= Challenge =
Pull out every line below holding the word "الإدارة".

= Raw records =

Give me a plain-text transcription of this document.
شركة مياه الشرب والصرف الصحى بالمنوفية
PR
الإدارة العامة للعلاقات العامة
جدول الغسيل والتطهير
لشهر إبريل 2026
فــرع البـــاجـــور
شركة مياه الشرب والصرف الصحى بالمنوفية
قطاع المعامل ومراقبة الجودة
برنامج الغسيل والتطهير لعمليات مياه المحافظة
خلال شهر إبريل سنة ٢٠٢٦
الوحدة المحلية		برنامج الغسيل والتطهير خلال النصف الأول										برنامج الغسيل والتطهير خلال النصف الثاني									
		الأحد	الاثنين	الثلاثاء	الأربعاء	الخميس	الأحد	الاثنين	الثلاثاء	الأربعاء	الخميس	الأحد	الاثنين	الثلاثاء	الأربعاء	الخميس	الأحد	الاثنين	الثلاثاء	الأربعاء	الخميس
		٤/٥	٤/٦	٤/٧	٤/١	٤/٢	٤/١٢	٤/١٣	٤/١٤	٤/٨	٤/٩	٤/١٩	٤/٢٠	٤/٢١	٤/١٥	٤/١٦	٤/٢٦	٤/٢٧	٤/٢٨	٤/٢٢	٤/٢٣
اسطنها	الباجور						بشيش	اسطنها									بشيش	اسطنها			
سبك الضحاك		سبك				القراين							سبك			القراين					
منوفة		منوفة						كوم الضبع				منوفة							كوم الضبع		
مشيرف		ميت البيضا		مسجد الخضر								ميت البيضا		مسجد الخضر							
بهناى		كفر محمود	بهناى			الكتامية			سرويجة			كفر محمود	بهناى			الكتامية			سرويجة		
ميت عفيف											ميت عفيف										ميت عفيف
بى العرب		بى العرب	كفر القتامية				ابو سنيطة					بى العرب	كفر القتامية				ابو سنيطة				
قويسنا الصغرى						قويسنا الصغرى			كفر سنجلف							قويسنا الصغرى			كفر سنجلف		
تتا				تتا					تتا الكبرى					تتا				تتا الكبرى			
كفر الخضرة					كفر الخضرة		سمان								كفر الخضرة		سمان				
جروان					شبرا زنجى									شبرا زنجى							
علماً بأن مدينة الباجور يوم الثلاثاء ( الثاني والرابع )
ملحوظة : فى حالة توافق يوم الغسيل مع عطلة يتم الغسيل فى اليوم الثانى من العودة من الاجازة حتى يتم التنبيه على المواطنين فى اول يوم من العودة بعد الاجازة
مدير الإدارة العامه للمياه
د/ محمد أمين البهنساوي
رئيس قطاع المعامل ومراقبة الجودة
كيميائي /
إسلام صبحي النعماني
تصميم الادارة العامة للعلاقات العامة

= Complete output =
الإدارة العامة للعلاقات العامة
مدير الإدارة العامه للمياه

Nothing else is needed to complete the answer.